■ Reading text:
╔══
One could read this, I suppose, as exhibiting a sort of winsome naïveté. After all, who wouldn’t want to stroll though an orchard on the way to work, picking a ripe fruit from a nearby tree for one’s breakfast? And yet Saitō asks these sorts of questions as though they were entirely speculative, as though they didn’t have answers. Unfortunately, they do have answers, and anyone who stops to think for a minute will know what they are. It’s not difficult to calculate the amount of agricultural land that is required to support the population of a large urban area (such as Tokyo, where Saitō lives). All of the farms in Japan combined produce only enough food to sustain 38% of the Japanese population. This is all so obvious that it feels stupid even to be pointing it out.
More striking, in some ways, is the intense feeling of déjà vu that I experienced reading Saitō’s proposals. Consider this passage from Ecotopia, published 50 years ago. (For those not familiar, this is a utopian novel, written in the form of a travelogue, from a journalist sent to report on life in the breakaway states of the American Pacific Northwest. It’s basically Looking Backward for hippies.)
The bucolic atmosphere of the new San Francisco can perhaps best be seen in the fact that, down Market Street and some other streets, creeks now run. These had earlier, at great expense, been put into huge culverts underground, as is usual in cities. The Ecotopians spent even more to bring them up to ground level again. So now on this major boulevard you may see a charming series of little falls, with water gurgling and splashing, and channels lined with rocks, trees, bamboos, ferns. There even seem to be minnows in the water...(13)
╚══
■ Exercise input:
╔══
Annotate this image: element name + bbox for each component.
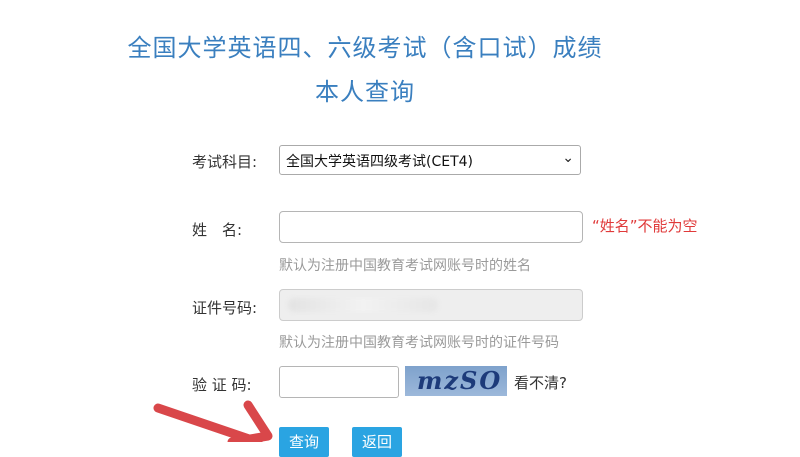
annotation-arrow-icon [153, 400, 273, 442]
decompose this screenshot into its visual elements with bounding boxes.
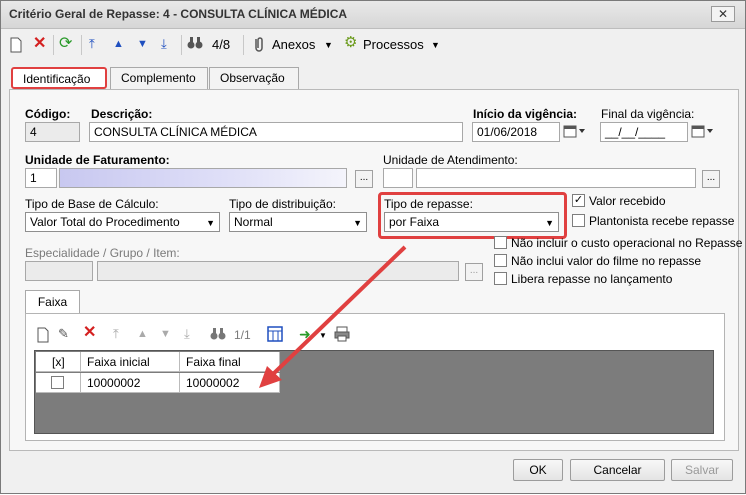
ok-button[interactable]: OK: [513, 459, 563, 481]
save-button[interactable]: Salvar: [671, 459, 733, 481]
cancel-button[interactable]: Cancelar: [570, 459, 665, 481]
dialog-window: Critério Geral de Repasse: 4 - CONSULTA …: [0, 0, 746, 494]
annotation-arrow: [259, 245, 407, 388]
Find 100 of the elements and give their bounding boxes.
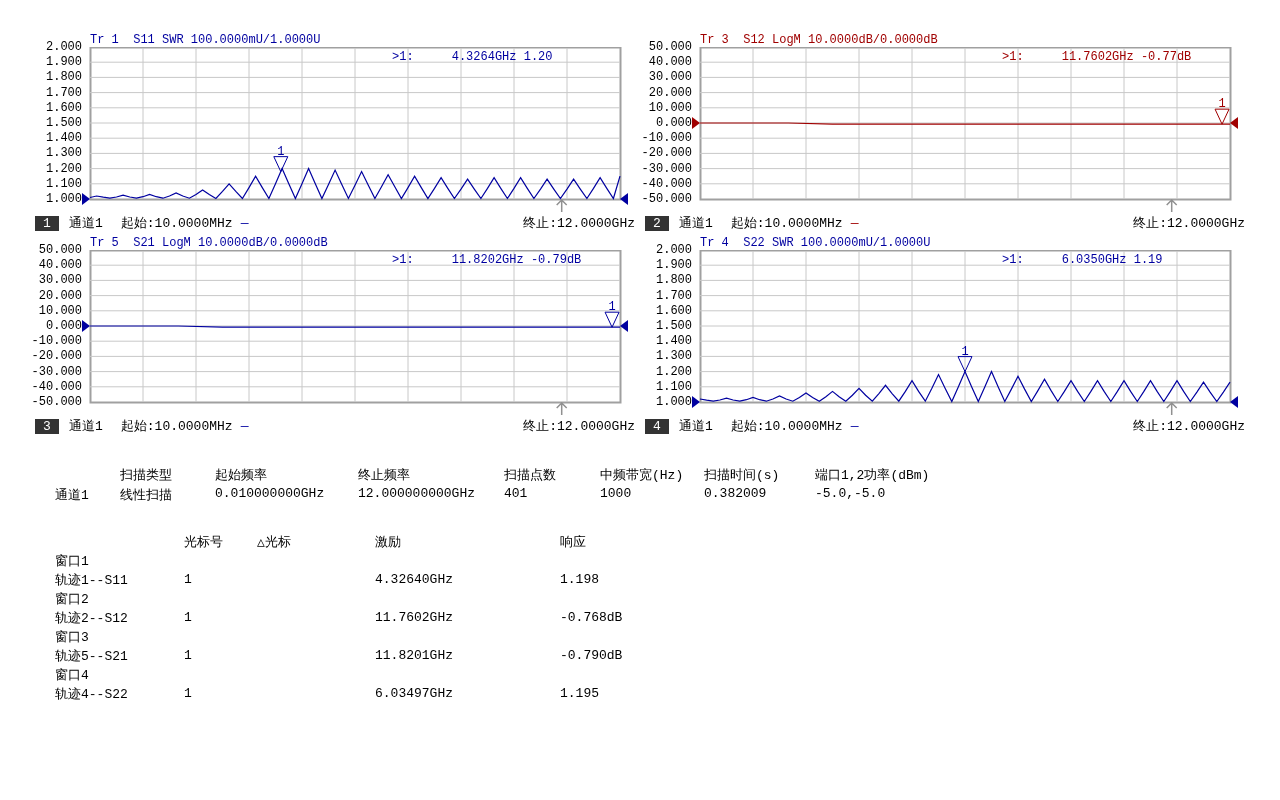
table-cell: -0.768dB: [560, 610, 623, 625]
marker-readout: 11.8202GHz -0.79dB: [451, 253, 582, 267]
axis-tick-label: 40.000: [648, 55, 692, 70]
reference-arrow-icon: [620, 320, 628, 332]
marker-triangle-icon: [273, 156, 289, 173]
trace-title: Tr 4 S22 SWR 100.0000mU/1.0000U: [700, 237, 932, 250]
table-cell-text: 轨迹5--S21: [55, 647, 129, 665]
window-number-badge: 3: [35, 418, 59, 434]
marker-readout: 11.7602GHz -0.77dB: [1061, 50, 1192, 64]
axis-tick-label: 1.700: [656, 288, 692, 303]
axis-tick-label: 30.000: [38, 273, 82, 288]
axis-tick-label: 1.900: [46, 55, 82, 70]
stop-frequency: 终止:12.0000GHz: [523, 215, 635, 232]
stop-frequency: 终止:12.0000GHz: [523, 418, 635, 435]
table-cell-text: 1: [184, 572, 193, 587]
table-cell-text: 1: [184, 648, 193, 663]
column-header: 中频带宽(Hz): [600, 467, 685, 484]
axis-tick-label: 40.000: [38, 258, 82, 273]
start-frequency: 起始:10.0000MHz: [730, 418, 843, 435]
axis-tick-label: 20.000: [38, 288, 82, 303]
table-cell-text: 11.8201GHz: [375, 648, 454, 663]
axis-tick-label: 1.000: [46, 192, 82, 206]
table-cell-text: 1.195: [560, 686, 600, 701]
reference-arrow-icon: [1230, 117, 1238, 129]
axis-tick-label: 1.600: [656, 303, 692, 318]
marker-number: 1: [277, 144, 285, 159]
column-header: 起始频率: [215, 467, 268, 484]
axis-tick-label: 1.100: [656, 379, 692, 394]
stop-frequency: 终止:12.0000GHz: [1133, 215, 1245, 232]
marker-readout: 4.3264GHz 1.20: [451, 50, 553, 64]
window-label: 窗口1: [55, 552, 90, 570]
channel-label: 通道1: [69, 418, 103, 435]
table-cell-text: 0.010000000GHz: [215, 486, 326, 503]
axis-tick-label: 1.200: [46, 161, 82, 176]
table-cell-text: 1: [184, 610, 193, 625]
axis-tick-label: -10.000: [31, 334, 82, 349]
axis-tick-label: 1.700: [46, 85, 82, 100]
table-cell-text: 401: [504, 486, 529, 503]
axis-tick-label: 1.300: [46, 146, 82, 161]
column-header: △光标: [257, 533, 292, 551]
axis-tick-label: 1.600: [46, 100, 82, 115]
column-header: 扫描点数: [504, 467, 557, 484]
axis-tick-label: 10.000: [648, 100, 692, 115]
table-cell-text: 1.198: [560, 572, 600, 587]
table-cell-text: 12.000000000GHz: [358, 486, 477, 503]
window-number-badge: 2: [645, 215, 669, 231]
axis-tick-label: 30.000: [648, 70, 692, 85]
stimulus-arrow-icon: [1165, 401, 1178, 416]
axis-tick-label: 0.000: [46, 319, 82, 333]
reference-arrow-icon: [692, 117, 700, 129]
axis-tick-label: -50.000: [31, 395, 82, 409]
axis-tick-label: -20.000: [641, 146, 692, 161]
trace-title: Tr 1 S11 SWR 100.0000mU/1.0000U: [90, 34, 322, 47]
trace-dash: —: [850, 418, 859, 434]
channel-label: 通道1: [679, 418, 713, 435]
table-cell-text: 通道1: [55, 487, 90, 504]
axis-tick-label: -50.000: [641, 192, 692, 206]
axis-tick-label: 1.300: [656, 349, 692, 364]
axis-tick-label: 2.000: [46, 40, 82, 54]
axis-tick-label: 0.000: [656, 116, 692, 130]
column-header: 扫描时间(s): [704, 467, 781, 484]
window-number-badge: 1: [35, 215, 59, 231]
trace-dash: —: [850, 215, 859, 231]
marker-triangle-icon: [1214, 108, 1230, 125]
axis-tick-label: -30.000: [641, 161, 692, 176]
reference-arrow-icon: [82, 320, 90, 332]
table-cell: -0.790dB: [560, 648, 623, 663]
axis-tick-label: -30.000: [31, 364, 82, 379]
marker-id: >1:: [1002, 50, 1024, 64]
axis-tick-label: 1.500: [656, 319, 692, 333]
axis-tick-label: -10.000: [641, 131, 692, 146]
stimulus-arrow-icon: [555, 401, 568, 416]
marker-triangle-icon: [604, 311, 620, 328]
table-cell-text: 6.03497GHz: [375, 686, 454, 701]
window-label: 窗口2: [55, 590, 90, 608]
marker-readout: 6.0350GHz 1.19: [1061, 253, 1163, 267]
marker-number: 1: [1218, 97, 1226, 112]
reference-arrow-icon: [692, 396, 700, 408]
stimulus-arrow-icon: [555, 198, 568, 213]
table-cell-text: 轨迹2--S12: [55, 609, 129, 627]
table-cell-text: 1000: [600, 486, 633, 503]
axis-tick-label: 50.000: [38, 243, 82, 257]
table-cell-text: 线性扫描: [120, 487, 173, 504]
table-cell-text: 轨迹4--S22: [55, 685, 129, 703]
trace-title: Tr 3 S12 LogM 10.0000dB/0.0000dB: [700, 34, 939, 47]
axis-tick-label: 1.500: [46, 116, 82, 130]
channel-label: 通道1: [679, 215, 713, 232]
axis-tick-label: 50.000: [648, 40, 692, 54]
axis-tick-label: 1.100: [46, 176, 82, 191]
marker-number: 1: [961, 344, 969, 359]
axis-tick-label: 10.000: [38, 303, 82, 318]
marker-id: >1:: [392, 50, 414, 64]
axis-tick-label: 1.800: [46, 70, 82, 85]
column-header: 端口1,2功率(dBm): [815, 467, 930, 484]
reference-arrow-icon: [620, 193, 628, 205]
trace-title: Tr 5 S21 LogM 10.0000dB/0.0000dB: [90, 237, 329, 250]
start-frequency: 起始:10.0000MHz: [120, 215, 233, 232]
table-cell-text: -5.0,-5.0: [815, 486, 887, 503]
axis-tick-label: -40.000: [641, 176, 692, 191]
axis-tick-label: 1.000: [656, 395, 692, 409]
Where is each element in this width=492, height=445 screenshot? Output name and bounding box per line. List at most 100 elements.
╚══
■ What you will do:
• a. Answer these about the essay on Saitō's proposals:
(i) What share of the Japanese population can all the farms in Japan combined feed?
(ii) How many years ago was Ecotopia published?
(iii) In the Ecotopia passage, which street in San Francisco is named as one where creeks now run?
• b. From the listing, copy the part that opens with the line containing "table-cell: -0.768dB: [560, 610, 623, 625]" and closes with the line containing "column-header: △光标: [257, 533, 292, 551]".

■ Responses by task:
• a.
(i) 38%
(ii) 50 years ago
(iii) Market Street

• b.
table-cell: -0.768dB: [560, 610, 623, 625]
marker-readout: 11.8202GHz -0.79dB: [451, 253, 582, 267]
axis-tick-label: 40.000: [648, 55, 692, 70]
reference-arrow-icon: [620, 320, 628, 332]
marker-triangle-icon: [273, 156, 289, 173]
trace-title: Tr 4 S22 SWR 100.0000mU/1.0000U: [700, 237, 932, 250]
table-cell-text: 轨迹5--S21: [55, 647, 129, 665]
window-number-badge: 3: [35, 418, 59, 434]
marker-readout: 11.7602GHz -0.77dB: [1061, 50, 1192, 64]
axis-tick-label: 1.700: [656, 288, 692, 303]
axis-tick-label: 30.000: [38, 273, 82, 288]
axis-tick-label: 1.900: [46, 55, 82, 70]
stop-frequency: 终止:12.0000GHz: [523, 215, 635, 232]
stop-frequency: 终止:12.0000GHz: [523, 418, 635, 435]
table-cell-text: 1: [184, 572, 193, 587]
table-cell-text: 1: [184, 648, 193, 663]
column-header: 中频带宽(Hz): [600, 467, 685, 484]
axis-tick-label: 40.000: [38, 258, 82, 273]
start-frequency: 起始:10.0000MHz: [730, 418, 843, 435]
axis-tick-label: 20.000: [38, 288, 82, 303]
table-cell-text: 11.8201GHz: [375, 648, 454, 663]
axis-tick-label: 1.000: [46, 192, 82, 206]
table-cell-text: 1.195: [560, 686, 600, 701]
reference-arrow-icon: [1230, 117, 1238, 129]
axis-tick-label: 1.600: [656, 303, 692, 318]
marker-number: 1: [277, 144, 285, 159]
column-header: 起始频率: [215, 467, 268, 484]
axis-tick-label: 1.100: [656, 379, 692, 394]
stop-frequency: 终止:12.0000GHz: [1133, 215, 1245, 232]
marker-readout: 4.3264GHz 1.20: [451, 50, 553, 64]
window-label: 窗口1: [55, 552, 90, 570]
channel-label: 通道1: [69, 418, 103, 435]
table-cell-text: 0.010000000GHz: [215, 486, 326, 503]
axis-tick-label: 1.200: [46, 161, 82, 176]
table-cell-text: 1: [184, 610, 193, 625]
axis-tick-label: -10.000: [31, 334, 82, 349]
axis-tick-label: 1.700: [46, 85, 82, 100]
table-cell-text: 401: [504, 486, 529, 503]
axis-tick-label: 1.300: [46, 146, 82, 161]
column-header: △光标: [257, 533, 292, 551]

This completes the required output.